> [Data extract]:
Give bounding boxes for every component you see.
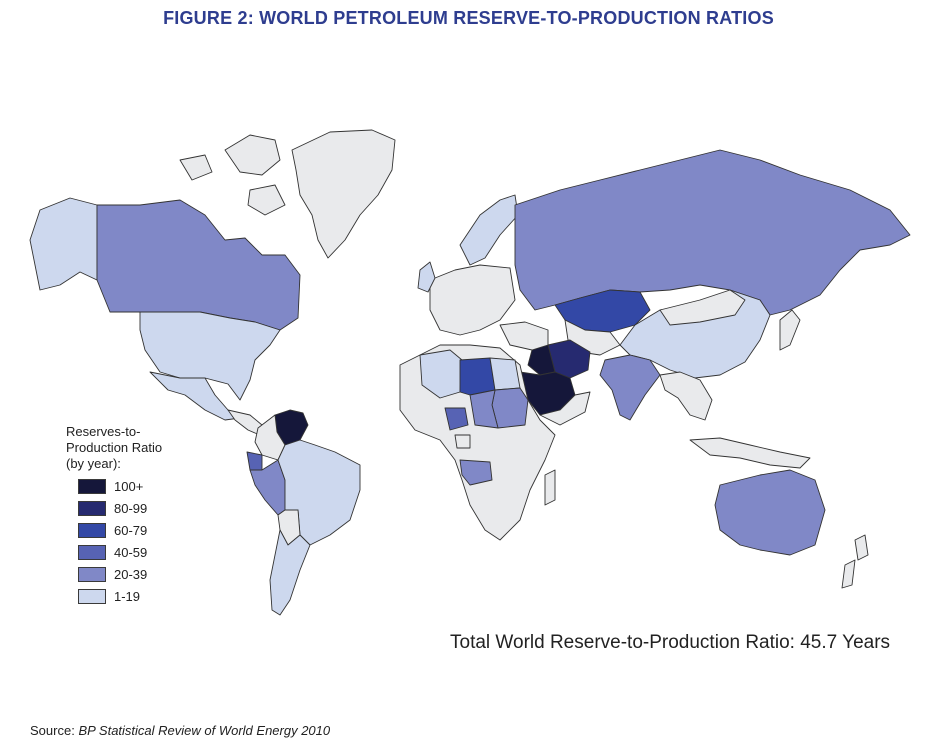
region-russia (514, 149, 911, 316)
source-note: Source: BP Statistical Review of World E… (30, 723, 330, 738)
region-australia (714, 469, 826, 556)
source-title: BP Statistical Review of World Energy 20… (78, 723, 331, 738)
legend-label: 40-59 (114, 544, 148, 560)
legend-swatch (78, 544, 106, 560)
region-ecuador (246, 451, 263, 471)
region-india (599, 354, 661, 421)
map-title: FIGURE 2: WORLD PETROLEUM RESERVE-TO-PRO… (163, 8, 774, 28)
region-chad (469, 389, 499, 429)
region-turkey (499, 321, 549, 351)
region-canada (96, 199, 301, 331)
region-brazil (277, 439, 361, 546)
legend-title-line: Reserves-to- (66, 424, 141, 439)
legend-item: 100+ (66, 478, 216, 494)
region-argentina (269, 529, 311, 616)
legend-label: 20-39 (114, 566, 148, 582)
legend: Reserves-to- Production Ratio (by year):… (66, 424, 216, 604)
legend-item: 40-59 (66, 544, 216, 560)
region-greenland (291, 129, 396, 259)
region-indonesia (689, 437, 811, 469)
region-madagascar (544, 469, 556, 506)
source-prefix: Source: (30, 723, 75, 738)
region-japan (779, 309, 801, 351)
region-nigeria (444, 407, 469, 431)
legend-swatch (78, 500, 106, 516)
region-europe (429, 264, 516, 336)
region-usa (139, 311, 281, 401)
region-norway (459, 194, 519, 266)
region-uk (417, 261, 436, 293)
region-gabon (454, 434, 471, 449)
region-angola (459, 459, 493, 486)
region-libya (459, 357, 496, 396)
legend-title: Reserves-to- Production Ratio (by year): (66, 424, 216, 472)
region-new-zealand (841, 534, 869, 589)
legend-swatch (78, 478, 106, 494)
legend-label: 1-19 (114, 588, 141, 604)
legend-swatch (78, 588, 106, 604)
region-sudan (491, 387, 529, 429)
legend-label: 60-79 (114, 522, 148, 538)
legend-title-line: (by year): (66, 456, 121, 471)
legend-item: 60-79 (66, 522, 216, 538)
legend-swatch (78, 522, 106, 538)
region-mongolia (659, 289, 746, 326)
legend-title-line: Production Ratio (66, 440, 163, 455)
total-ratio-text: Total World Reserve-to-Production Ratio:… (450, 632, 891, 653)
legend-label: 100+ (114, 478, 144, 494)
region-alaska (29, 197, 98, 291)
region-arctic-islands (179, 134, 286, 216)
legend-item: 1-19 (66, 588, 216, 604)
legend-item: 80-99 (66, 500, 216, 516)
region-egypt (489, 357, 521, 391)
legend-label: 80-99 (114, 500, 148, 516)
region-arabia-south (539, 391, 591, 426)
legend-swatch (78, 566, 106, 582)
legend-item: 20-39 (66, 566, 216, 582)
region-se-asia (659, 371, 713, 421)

> [Exercise aim]:
Lay out all the rows above as a Markdown table with the columns Number and Line, one table row per line. Skip blank lines and leave out the pictures.

> [Output of the task]:
| Number | Line |
|---|---|
| 1 | Give bounding boxes for every component you see. |
| 2 | region-russia (514, 149, 911, 316) |
| 3 | source-note: Source: BP Statistical Review of World E… (30, 723, 330, 738) |
| 4 | region-australia (714, 469, 826, 556) |
| 5 | source-title: BP Statistical Review of World Energy 20… (78, 723, 331, 738) |
| 6 | legend-label: 40-59 (114, 544, 148, 560) |
| 7 | legend-swatch (78, 544, 106, 560) |
| 8 | region-ecuador (246, 451, 263, 471) |
| 9 | region-india (599, 354, 661, 421) |
| 10 | map-title: FIGURE 2: WORLD PETROLEUM RESERVE-TO-PRO… (163, 8, 774, 28) |
| 11 | region-chad (469, 389, 499, 429) |
| 12 | region-turkey (499, 321, 549, 351) |
| 13 | region-canada (96, 199, 301, 331) |
| 14 | region-brazil (277, 439, 361, 546) |
| 15 | legend-title-line: Reserves-to- (66, 424, 141, 439) |
| 16 | legend-item: 100+ (66, 478, 216, 494) |
| 17 | region-argentina (269, 529, 311, 616) |
| 18 | legend-label: 20-39 (114, 566, 148, 582) |
| 19 | legend: Reserves-to- Production Ratio (by year):… (66, 424, 216, 604) |
| 20 | legend-item: 40-59 (66, 544, 216, 560) |
| 21 | region-greenland (291, 129, 396, 259) |
| 22 | region-indonesia (689, 437, 811, 469) |
| 23 | region-madagascar (544, 469, 556, 506) |
| 24 | source-prefix: Source: (30, 723, 75, 738) |
| 25 | region-japan (779, 309, 801, 351) |
| 26 | region-nigeria (444, 407, 469, 431) |
| 27 | legend-swatch (78, 500, 106, 516) |
| 28 | region-europe (429, 264, 516, 336) |
| 29 | region-usa (139, 311, 281, 401) |
| 30 | region-norway (459, 194, 519, 266) |
| 31 | region-uk (417, 261, 436, 293) |
| 32 | region-gabon (454, 434, 471, 449) |
| 33 | region-angola (459, 459, 493, 486) |
| 34 | region-libya (459, 357, 496, 396) |
| 35 | legend-title: Reserves-to- Production Ratio (by year): (66, 424, 216, 472) |
| 36 | region-new-zealand (841, 534, 869, 589) |
| 37 | legend-swatch (78, 478, 106, 494) |
| 38 | legend-label: 1-19 (114, 588, 141, 604) |
| 39 | legend-swatch (78, 588, 106, 604) |
| 40 | region-sudan (491, 387, 529, 429) |
| 41 | legend-label: 60-79 (114, 522, 148, 538) |
| 42 | legend-title-line: (by year): (66, 456, 121, 471) |
| 43 | legend-item: 60-79 (66, 522, 216, 538) |
| 44 | legend-swatch (78, 522, 106, 538) |
| 45 | region-mongolia (659, 289, 746, 326) |
| 46 | legend-title-line: Production Ratio (66, 440, 163, 455) |
| 47 | total-ratio-text: Total World Reserve-to-Production Ratio:… (450, 632, 891, 653) |
| 48 | legend-label: 100+ (114, 478, 144, 494) |
| 49 | region-alaska (29, 197, 98, 291) |
| 50 | region-arctic-islands (179, 134, 286, 216) |
| 51 | legend-item: 1-19 (66, 588, 216, 604) |
| 52 | legend-item: 80-99 (66, 500, 216, 516) |
| 53 | region-egypt (489, 357, 521, 391) |
| 54 | legend-label: 80-99 (114, 500, 148, 516) |
| 55 | region-arabia-south (539, 391, 591, 426) |
| 56 | legend-swatch (78, 566, 106, 582) |
| 57 | legend-item: 20-39 (66, 566, 216, 582) |
| 58 | region-se-asia (659, 371, 713, 421) |